Copy all of the material exactly. Pictures are not to appear in the copy.

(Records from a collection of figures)
○ ○ ○ ○

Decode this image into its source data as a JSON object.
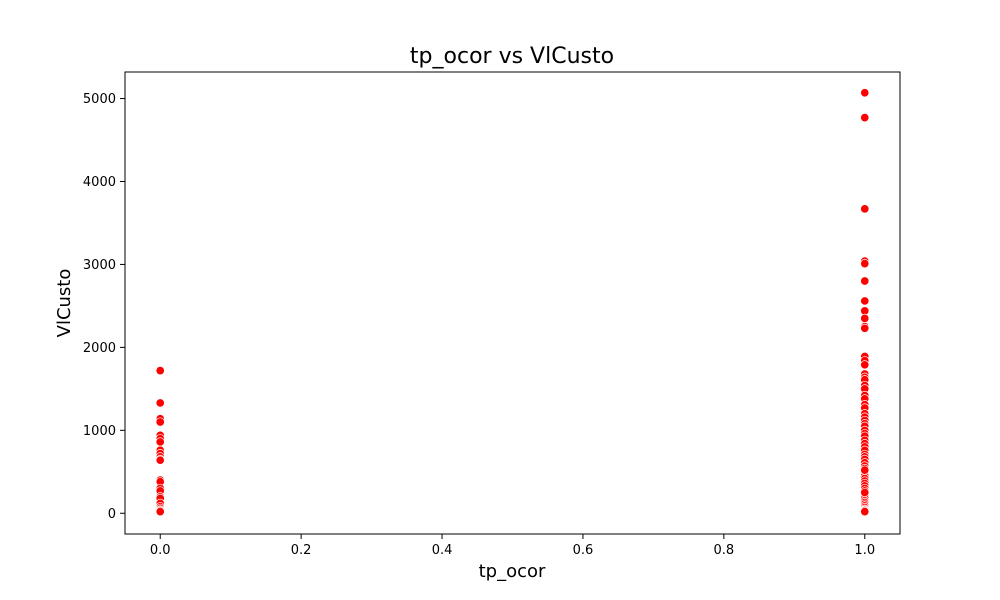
{
  "chart_data": {
    "type": "scatter",
    "title": "tp_ocor vs VlCusto",
    "xlabel": "tp_ocor",
    "ylabel": "VlCusto",
    "xlim": [
      -0.05,
      1.05
    ],
    "ylim": [
      -250,
      5320
    ],
    "xticks": [
      "0.0",
      "0.2",
      "0.4",
      "0.6",
      "0.8",
      "1.0"
    ],
    "xtick_values": [
      0,
      0.2,
      0.4,
      0.6,
      0.8,
      1.0
    ],
    "yticks": [
      "0",
      "1000",
      "2000",
      "3000",
      "4000",
      "5000"
    ],
    "ytick_values": [
      0,
      1000,
      2000,
      3000,
      4000,
      5000
    ],
    "grid": false,
    "marker_color": "#ff0000",
    "marker_edge": "#ffffff",
    "series": [
      {
        "x": [
          0,
          0,
          0,
          0,
          0,
          0,
          0,
          0,
          0,
          0,
          0,
          0,
          0,
          0,
          0,
          0,
          0,
          0,
          0,
          0,
          0,
          0,
          0,
          0
        ],
        "y": [
          1720,
          1330,
          1140,
          1100,
          940,
          900,
          860,
          760,
          720,
          680,
          650,
          640,
          400,
          380,
          300,
          270,
          200,
          180,
          120,
          80,
          60,
          40,
          30,
          20
        ]
      },
      {
        "x": [
          1,
          1,
          1,
          1,
          1,
          1,
          1,
          1,
          1,
          1,
          1,
          1,
          1,
          1,
          1,
          1,
          1,
          1,
          1,
          1,
          1,
          1,
          1,
          1,
          1,
          1,
          1,
          1,
          1,
          1,
          1,
          1,
          1,
          1,
          1,
          1,
          1,
          1,
          1,
          1,
          1,
          1,
          1,
          1,
          1,
          1,
          1,
          1,
          1,
          1,
          1,
          1,
          1,
          1,
          1,
          1,
          1,
          1,
          1,
          1,
          1,
          1,
          1,
          1
        ],
        "y": [
          5070,
          4770,
          3670,
          3040,
          3010,
          2800,
          2560,
          2440,
          2350,
          2250,
          2230,
          1890,
          1840,
          1790,
          1680,
          1640,
          1610,
          1540,
          1500,
          1420,
          1380,
          1310,
          1270,
          1200,
          1160,
          1120,
          1080,
          1050,
          1000,
          960,
          930,
          880,
          840,
          800,
          760,
          710,
          680,
          650,
          610,
          570,
          540,
          510,
          480,
          450,
          420,
          390,
          360,
          330,
          300,
          270,
          240,
          210,
          180,
          150,
          130,
          110,
          90,
          70,
          50,
          40,
          30,
          20,
          250,
          520
        ]
      }
    ]
  }
}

○ ○ ○ ○

* Response to the task *
Decode this image into its source data as a JSON object.
{
  "chart_data": {
    "type": "scatter",
    "title": "tp_ocor vs VlCusto",
    "xlabel": "tp_ocor",
    "ylabel": "VlCusto",
    "xlim": [
      -0.05,
      1.05
    ],
    "ylim": [
      -250,
      5320
    ],
    "xticks": [
      "0.0",
      "0.2",
      "0.4",
      "0.6",
      "0.8",
      "1.0"
    ],
    "xtick_values": [
      0,
      0.2,
      0.4,
      0.6,
      0.8,
      1.0
    ],
    "yticks": [
      "0",
      "1000",
      "2000",
      "3000",
      "4000",
      "5000"
    ],
    "ytick_values": [
      0,
      1000,
      2000,
      3000,
      4000,
      5000
    ],
    "grid": false,
    "marker_color": "#ff0000",
    "marker_edge": "#ffffff",
    "series": [
      {
        "x": [
          0,
          0,
          0,
          0,
          0,
          0,
          0,
          0,
          0,
          0,
          0,
          0,
          0,
          0,
          0,
          0,
          0,
          0,
          0,
          0,
          0,
          0,
          0,
          0
        ],
        "y": [
          1720,
          1330,
          1140,
          1100,
          940,
          900,
          860,
          760,
          720,
          680,
          650,
          640,
          400,
          380,
          300,
          270,
          200,
          180,
          120,
          80,
          60,
          40,
          30,
          20
        ]
      },
      {
        "x": [
          1,
          1,
          1,
          1,
          1,
          1,
          1,
          1,
          1,
          1,
          1,
          1,
          1,
          1,
          1,
          1,
          1,
          1,
          1,
          1,
          1,
          1,
          1,
          1,
          1,
          1,
          1,
          1,
          1,
          1,
          1,
          1,
          1,
          1,
          1,
          1,
          1,
          1,
          1,
          1,
          1,
          1,
          1,
          1,
          1,
          1,
          1,
          1,
          1,
          1,
          1,
          1,
          1,
          1,
          1,
          1,
          1,
          1,
          1,
          1,
          1,
          1,
          1,
          1
        ],
        "y": [
          5070,
          4770,
          3670,
          3040,
          3010,
          2800,
          2560,
          2440,
          2350,
          2250,
          2230,
          1890,
          1840,
          1790,
          1680,
          1640,
          1610,
          1540,
          1500,
          1420,
          1380,
          1310,
          1270,
          1200,
          1160,
          1120,
          1080,
          1050,
          1000,
          960,
          930,
          880,
          840,
          800,
          760,
          710,
          680,
          650,
          610,
          570,
          540,
          510,
          480,
          450,
          420,
          390,
          360,
          330,
          300,
          270,
          240,
          210,
          180,
          150,
          130,
          110,
          90,
          70,
          50,
          40,
          30,
          20,
          250,
          520
        ]
      }
    ]
  }
}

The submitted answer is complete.